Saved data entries
* * * * * * *

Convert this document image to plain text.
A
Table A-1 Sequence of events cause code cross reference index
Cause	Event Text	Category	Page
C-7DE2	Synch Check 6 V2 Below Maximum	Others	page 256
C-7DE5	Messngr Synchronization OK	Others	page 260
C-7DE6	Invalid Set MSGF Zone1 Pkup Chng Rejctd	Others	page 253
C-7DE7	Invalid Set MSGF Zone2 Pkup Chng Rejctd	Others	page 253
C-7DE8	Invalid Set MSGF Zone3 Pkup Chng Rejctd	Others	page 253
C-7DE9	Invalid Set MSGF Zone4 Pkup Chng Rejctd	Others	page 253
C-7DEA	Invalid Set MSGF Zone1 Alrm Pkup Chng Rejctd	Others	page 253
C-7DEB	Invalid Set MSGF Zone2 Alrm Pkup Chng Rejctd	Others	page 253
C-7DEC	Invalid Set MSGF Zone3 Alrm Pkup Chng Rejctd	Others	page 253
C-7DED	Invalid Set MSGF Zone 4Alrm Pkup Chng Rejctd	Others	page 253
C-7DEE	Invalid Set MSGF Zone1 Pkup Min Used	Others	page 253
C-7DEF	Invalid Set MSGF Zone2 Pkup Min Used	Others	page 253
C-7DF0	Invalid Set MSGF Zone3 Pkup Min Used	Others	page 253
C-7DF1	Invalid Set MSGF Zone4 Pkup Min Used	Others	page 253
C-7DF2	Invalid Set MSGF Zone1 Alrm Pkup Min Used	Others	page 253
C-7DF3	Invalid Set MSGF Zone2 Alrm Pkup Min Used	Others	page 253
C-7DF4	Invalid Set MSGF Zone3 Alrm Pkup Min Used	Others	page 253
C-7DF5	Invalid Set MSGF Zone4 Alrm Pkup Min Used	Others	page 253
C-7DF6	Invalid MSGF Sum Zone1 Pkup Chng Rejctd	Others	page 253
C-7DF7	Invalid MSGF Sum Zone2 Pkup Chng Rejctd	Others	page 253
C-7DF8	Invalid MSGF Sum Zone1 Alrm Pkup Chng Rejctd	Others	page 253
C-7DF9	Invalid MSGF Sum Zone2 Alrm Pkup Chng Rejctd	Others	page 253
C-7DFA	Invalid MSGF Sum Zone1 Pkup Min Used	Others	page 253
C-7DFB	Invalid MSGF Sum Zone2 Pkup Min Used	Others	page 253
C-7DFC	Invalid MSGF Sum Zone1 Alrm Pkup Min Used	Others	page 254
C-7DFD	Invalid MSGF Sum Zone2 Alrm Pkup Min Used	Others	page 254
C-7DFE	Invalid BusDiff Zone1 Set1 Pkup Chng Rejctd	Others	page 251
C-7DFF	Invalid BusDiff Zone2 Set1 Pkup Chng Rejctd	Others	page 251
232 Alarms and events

* * * * * * *

Instructions for the task
Reproduce each entry above exactly, keeping every word.

Written response
Convert this document image to plain text.
A
Table A-1 Sequence of events cause code cross reference index
Cause	Event Text	Category	Page
C-7DE2	Synch Check 6 V2 Below Maximum	Others	page 256
C-7DE5	Messngr Synchronization OK	Others	page 260
C-7DE6	Invalid Set MSGF Zone1 Pkup Chng Rejctd	Others	page 253
C-7DE7	Invalid Set MSGF Zone2 Pkup Chng Rejctd	Others	page 253
C-7DE8	Invalid Set MSGF Zone3 Pkup Chng Rejctd	Others	page 253
C-7DE9	Invalid Set MSGF Zone4 Pkup Chng Rejctd	Others	page 253
C-7DEA	Invalid Set MSGF Zone1 Alrm Pkup Chng Rejctd	Others	page 253
C-7DEB	Invalid Set MSGF Zone2 Alrm Pkup Chng Rejctd	Others	page 253
C-7DEC	Invalid Set MSGF Zone3 Alrm Pkup Chng Rejctd	Others	page 253
C-7DED	Invalid Set MSGF Zone 4Alrm Pkup Chng Rejctd	Others	page 253
C-7DEE	Invalid Set MSGF Zone1 Pkup Min Used	Others	page 253
C-7DEF	Invalid Set MSGF Zone2 Pkup Min Used	Others	page 253
C-7DF0	Invalid Set MSGF Zone3 Pkup Min Used	Others	page 253
C-7DF1	Invalid Set MSGF Zone4 Pkup Min Used	Others	page 253
C-7DF2	Invalid Set MSGF Zone1 Alrm Pkup Min Used	Others	page 253
C-7DF3	Invalid Set MSGF Zone2 Alrm Pkup Min Used	Others	page 253
C-7DF4	Invalid Set MSGF Zone3 Alrm Pkup Min Used	Others	page 253
C-7DF5	Invalid Set MSGF Zone4 Alrm Pkup Min Used	Others	page 253
C-7DF6	Invalid MSGF Sum Zone1 Pkup Chng Rejctd	Others	page 253
C-7DF7	Invalid MSGF Sum Zone2 Pkup Chng Rejctd	Others	page 253
C-7DF8	Invalid MSGF Sum Zone1 Alrm Pkup Chng Rejctd	Others	page 253
C-7DF9	Invalid MSGF Sum Zone2 Alrm Pkup Chng Rejctd	Others	page 253
C-7DFA	Invalid MSGF Sum Zone1 Pkup Min Used	Others	page 253
C-7DFB	Invalid MSGF Sum Zone2 Pkup Min Used	Others	page 253
C-7DFC	Invalid MSGF Sum Zone1 Alrm Pkup Min Used	Others	page 254
C-7DFD	Invalid MSGF Sum Zone2 Alrm Pkup Min Used	Others	page 254
C-7DFE	Invalid BusDiff Zone1 Set1 Pkup Chng Rejctd	Others	page 251
C-7DFF	Invalid BusDiff Zone2 Set1 Pkup Chng Rejctd	Others	page 251
232 Alarms and events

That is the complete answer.